* [Problem details]
Quote all entries exactly, leaving pictures aside.

* [Excerpted records]

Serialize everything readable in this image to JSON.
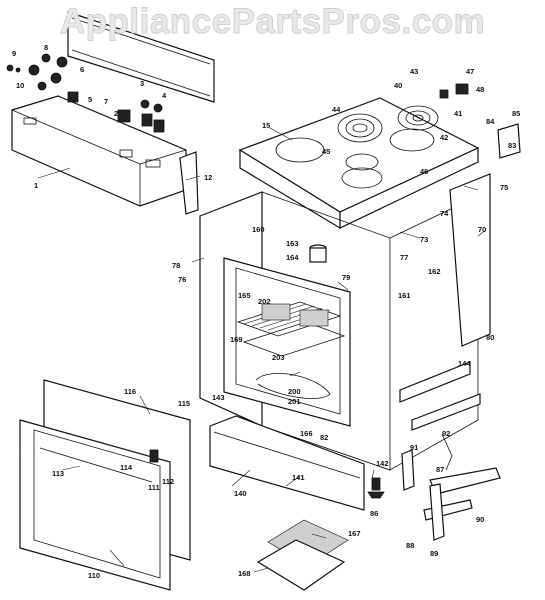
{
  "watermark": "AppliancePartsPros.com",
  "callouts": [
    "1",
    "2",
    "3",
    "4",
    "5",
    "6",
    "7",
    "8",
    "9",
    "10",
    "12",
    "15",
    "40",
    "41",
    "42",
    "43",
    "44",
    "45",
    "46",
    "47",
    "48",
    "70",
    "73",
    "74",
    "75",
    "76",
    "77",
    "78",
    "79",
    "80",
    "82",
    "83",
    "84",
    "85",
    "86",
    "87",
    "88",
    "89",
    "90",
    "91",
    "92",
    "110",
    "111",
    "112",
    "113",
    "114",
    "115",
    "116",
    "140",
    "141",
    "142",
    "143",
    "144",
    "160",
    "161",
    "162",
    "163",
    "164",
    "165",
    "166",
    "167",
    "168",
    "169",
    "200",
    "201",
    "202",
    "203"
  ],
  "colors": {
    "ink": "#111111",
    "paper": "#ffffff",
    "watermark": "#e9e9e9"
  }
}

* [The result]
Serialize everything readable in this image to JSON.
{
  "watermark": "AppliancePartsPros.com",
  "callouts": [
    "1",
    "2",
    "3",
    "4",
    "5",
    "6",
    "7",
    "8",
    "9",
    "10",
    "12",
    "15",
    "40",
    "41",
    "42",
    "43",
    "44",
    "45",
    "46",
    "47",
    "48",
    "70",
    "73",
    "74",
    "75",
    "76",
    "77",
    "78",
    "79",
    "80",
    "82",
    "83",
    "84",
    "85",
    "86",
    "87",
    "88",
    "89",
    "90",
    "91",
    "92",
    "110",
    "111",
    "112",
    "113",
    "114",
    "115",
    "116",
    "140",
    "141",
    "142",
    "143",
    "144",
    "160",
    "161",
    "162",
    "163",
    "164",
    "165",
    "166",
    "167",
    "168",
    "169",
    "200",
    "201",
    "202",
    "203"
  ],
  "colors": {
    "ink": "#111111",
    "paper": "#ffffff",
    "watermark": "#e9e9e9"
  }
}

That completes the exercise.